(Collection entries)
::::
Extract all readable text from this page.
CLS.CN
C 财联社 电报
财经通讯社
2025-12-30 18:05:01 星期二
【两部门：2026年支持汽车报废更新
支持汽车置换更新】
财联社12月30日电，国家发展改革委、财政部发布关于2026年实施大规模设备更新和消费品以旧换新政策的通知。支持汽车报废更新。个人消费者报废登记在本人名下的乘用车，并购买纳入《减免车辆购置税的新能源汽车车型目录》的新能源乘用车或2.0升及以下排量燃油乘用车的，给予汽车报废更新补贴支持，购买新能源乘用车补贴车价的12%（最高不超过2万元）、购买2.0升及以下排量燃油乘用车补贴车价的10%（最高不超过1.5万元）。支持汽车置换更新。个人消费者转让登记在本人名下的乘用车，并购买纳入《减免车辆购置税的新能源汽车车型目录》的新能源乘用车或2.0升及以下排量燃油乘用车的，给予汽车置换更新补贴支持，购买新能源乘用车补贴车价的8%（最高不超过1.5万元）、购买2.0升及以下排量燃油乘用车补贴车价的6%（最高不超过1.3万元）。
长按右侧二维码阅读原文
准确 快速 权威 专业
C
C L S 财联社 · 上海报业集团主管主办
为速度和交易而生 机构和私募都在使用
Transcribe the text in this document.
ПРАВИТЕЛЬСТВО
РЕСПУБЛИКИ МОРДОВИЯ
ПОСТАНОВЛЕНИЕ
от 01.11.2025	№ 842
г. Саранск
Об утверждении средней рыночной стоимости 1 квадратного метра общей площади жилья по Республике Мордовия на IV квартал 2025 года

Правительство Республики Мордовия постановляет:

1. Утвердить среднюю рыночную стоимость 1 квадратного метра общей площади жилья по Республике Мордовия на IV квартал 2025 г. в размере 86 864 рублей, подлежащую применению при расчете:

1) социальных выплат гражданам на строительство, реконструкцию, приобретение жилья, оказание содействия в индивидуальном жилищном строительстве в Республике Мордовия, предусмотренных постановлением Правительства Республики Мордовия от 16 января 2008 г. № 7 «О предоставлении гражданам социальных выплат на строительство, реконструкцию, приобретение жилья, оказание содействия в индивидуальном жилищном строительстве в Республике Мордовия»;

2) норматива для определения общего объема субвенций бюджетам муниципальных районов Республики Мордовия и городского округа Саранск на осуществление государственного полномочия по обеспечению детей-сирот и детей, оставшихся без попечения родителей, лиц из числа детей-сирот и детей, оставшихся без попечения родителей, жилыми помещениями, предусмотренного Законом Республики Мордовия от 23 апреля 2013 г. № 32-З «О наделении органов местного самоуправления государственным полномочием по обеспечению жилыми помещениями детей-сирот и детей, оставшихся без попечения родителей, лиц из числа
::::
**Written exercise**
Using the listing above, list every line in which the string "text" occurs.

**Completed exercise**
Extract all readable text from this page.
Transcribe the text in this document.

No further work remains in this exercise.